--- Start of EXTRACTED ENTRIES ---

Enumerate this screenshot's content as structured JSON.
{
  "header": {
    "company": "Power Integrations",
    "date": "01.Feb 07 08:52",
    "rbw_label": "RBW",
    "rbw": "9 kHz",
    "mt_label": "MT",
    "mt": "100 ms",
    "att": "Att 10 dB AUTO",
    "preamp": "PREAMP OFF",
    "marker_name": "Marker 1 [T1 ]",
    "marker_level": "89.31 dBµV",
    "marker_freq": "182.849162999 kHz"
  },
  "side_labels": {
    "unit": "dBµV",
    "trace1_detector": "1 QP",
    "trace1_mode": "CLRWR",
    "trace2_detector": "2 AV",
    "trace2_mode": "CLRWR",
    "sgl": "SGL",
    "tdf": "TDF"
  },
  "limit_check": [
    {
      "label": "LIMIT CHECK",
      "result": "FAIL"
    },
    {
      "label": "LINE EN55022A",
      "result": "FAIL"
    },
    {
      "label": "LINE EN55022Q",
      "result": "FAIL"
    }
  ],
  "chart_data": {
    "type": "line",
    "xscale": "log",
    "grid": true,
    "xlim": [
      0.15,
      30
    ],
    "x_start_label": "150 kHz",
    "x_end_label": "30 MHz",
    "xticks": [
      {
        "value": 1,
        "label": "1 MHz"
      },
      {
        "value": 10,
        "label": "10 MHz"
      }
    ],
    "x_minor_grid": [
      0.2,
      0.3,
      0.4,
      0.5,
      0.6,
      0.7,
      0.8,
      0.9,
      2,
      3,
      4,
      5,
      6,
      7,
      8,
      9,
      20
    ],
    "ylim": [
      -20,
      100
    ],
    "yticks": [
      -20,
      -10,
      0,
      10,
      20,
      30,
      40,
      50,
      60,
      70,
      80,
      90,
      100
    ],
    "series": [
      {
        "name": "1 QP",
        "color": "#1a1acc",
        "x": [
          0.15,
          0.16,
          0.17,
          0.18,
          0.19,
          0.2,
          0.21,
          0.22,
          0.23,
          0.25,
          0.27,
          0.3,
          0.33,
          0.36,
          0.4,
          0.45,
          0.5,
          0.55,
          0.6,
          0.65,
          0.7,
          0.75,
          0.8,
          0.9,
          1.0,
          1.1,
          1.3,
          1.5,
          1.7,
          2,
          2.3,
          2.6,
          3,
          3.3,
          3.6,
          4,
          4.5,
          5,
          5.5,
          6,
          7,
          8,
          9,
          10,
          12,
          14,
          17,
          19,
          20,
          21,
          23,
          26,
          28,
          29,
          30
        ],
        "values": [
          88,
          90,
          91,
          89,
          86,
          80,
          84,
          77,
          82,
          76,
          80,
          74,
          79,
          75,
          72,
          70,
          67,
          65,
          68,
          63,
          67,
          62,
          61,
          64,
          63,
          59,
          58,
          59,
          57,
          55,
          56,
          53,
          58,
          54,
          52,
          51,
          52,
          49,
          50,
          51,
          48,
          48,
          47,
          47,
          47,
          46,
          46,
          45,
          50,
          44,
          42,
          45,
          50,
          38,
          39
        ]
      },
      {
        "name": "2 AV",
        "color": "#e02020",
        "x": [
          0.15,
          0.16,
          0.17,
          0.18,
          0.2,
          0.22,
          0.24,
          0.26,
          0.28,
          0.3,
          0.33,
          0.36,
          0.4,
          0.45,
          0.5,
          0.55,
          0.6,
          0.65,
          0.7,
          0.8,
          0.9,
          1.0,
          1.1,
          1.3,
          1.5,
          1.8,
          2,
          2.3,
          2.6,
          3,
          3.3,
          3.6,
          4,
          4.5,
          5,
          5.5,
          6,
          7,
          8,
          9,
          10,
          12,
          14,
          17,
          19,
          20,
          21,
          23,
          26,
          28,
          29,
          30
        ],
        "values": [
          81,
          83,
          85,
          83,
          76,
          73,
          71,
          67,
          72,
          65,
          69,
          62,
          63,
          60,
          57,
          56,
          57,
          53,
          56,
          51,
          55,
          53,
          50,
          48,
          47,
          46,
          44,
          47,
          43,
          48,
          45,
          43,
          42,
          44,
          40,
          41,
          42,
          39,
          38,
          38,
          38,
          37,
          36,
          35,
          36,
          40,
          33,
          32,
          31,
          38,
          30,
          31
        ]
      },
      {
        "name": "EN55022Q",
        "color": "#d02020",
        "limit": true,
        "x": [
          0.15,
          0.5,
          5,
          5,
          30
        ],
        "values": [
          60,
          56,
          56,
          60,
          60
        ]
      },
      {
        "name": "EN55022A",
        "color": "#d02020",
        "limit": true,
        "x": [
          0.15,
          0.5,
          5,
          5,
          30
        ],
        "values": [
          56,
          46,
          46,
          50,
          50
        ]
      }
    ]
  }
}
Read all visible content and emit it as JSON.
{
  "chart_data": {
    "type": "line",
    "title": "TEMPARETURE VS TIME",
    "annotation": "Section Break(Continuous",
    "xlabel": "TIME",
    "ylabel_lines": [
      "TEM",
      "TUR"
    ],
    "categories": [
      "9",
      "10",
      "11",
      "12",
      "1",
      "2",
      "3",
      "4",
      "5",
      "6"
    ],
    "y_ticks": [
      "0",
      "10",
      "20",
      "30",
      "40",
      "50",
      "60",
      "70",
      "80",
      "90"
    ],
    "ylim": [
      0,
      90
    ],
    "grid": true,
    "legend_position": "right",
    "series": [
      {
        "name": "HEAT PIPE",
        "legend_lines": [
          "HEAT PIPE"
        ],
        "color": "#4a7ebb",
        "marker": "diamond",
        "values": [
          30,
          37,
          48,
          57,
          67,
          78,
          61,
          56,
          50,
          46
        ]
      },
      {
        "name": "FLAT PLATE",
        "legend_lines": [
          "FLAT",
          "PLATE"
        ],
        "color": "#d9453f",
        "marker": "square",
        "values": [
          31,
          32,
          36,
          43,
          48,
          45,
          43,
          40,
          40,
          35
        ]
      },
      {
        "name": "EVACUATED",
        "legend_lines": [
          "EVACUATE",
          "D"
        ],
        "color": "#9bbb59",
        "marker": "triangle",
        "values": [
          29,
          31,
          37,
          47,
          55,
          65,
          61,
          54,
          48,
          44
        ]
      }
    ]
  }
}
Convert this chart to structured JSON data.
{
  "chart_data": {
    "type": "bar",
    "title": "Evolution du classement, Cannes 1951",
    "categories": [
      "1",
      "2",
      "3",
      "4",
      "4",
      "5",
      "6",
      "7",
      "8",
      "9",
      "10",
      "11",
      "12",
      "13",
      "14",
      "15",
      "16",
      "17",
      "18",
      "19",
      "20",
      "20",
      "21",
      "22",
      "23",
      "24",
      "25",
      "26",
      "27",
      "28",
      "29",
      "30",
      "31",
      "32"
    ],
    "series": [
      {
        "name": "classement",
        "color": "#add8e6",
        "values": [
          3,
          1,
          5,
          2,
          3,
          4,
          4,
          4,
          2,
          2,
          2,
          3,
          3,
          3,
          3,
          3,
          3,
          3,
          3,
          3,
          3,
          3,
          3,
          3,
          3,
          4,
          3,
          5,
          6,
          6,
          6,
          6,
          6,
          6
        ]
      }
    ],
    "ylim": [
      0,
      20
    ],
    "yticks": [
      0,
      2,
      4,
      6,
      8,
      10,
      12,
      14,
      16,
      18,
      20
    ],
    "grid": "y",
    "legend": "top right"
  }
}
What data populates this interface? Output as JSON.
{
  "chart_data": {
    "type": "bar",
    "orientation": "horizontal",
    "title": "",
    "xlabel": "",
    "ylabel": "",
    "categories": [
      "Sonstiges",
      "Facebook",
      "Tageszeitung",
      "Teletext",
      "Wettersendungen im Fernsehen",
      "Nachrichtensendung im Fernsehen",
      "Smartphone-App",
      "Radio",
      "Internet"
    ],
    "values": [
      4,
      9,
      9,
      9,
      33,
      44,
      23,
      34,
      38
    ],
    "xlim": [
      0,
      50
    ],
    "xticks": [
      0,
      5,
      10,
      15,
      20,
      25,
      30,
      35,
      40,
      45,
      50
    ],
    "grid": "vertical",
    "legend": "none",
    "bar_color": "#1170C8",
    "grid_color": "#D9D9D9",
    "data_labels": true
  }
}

--- End of EXTRACTED ENTRIES ---

• WRITTEN EXERCISE
Only the lines from the one containing "What data populates" to the end of the listing belong in the output, each reproduced exactly.

• TASK RESULT
What data populates this interface? Output as JSON.
{
  "chart_data": {
    "type": "bar",
    "orientation": "horizontal",
    "title": "",
    "xlabel": "",
    "ylabel": "",
    "categories": [
      "Sonstiges",
      "Facebook",
      "Tageszeitung",
      "Teletext",
      "Wettersendungen im Fernsehen",
      "Nachrichtensendung im Fernsehen",
      "Smartphone-App",
      "Radio",
      "Internet"
    ],
    "values": [
      4,
      9,
      9,
      9,
      33,
      44,
      23,
      34,
      38
    ],
    "xlim": [
      0,
      50
    ],
    "xticks": [
      0,
      5,
      10,
      15,
      20,
      25,
      30,
      35,
      40,
      45,
      50
    ],
    "grid": "vertical",
    "legend": "none",
    "bar_color": "#1170C8",
    "grid_color": "#D9D9D9",
    "data_labels": true
  }
}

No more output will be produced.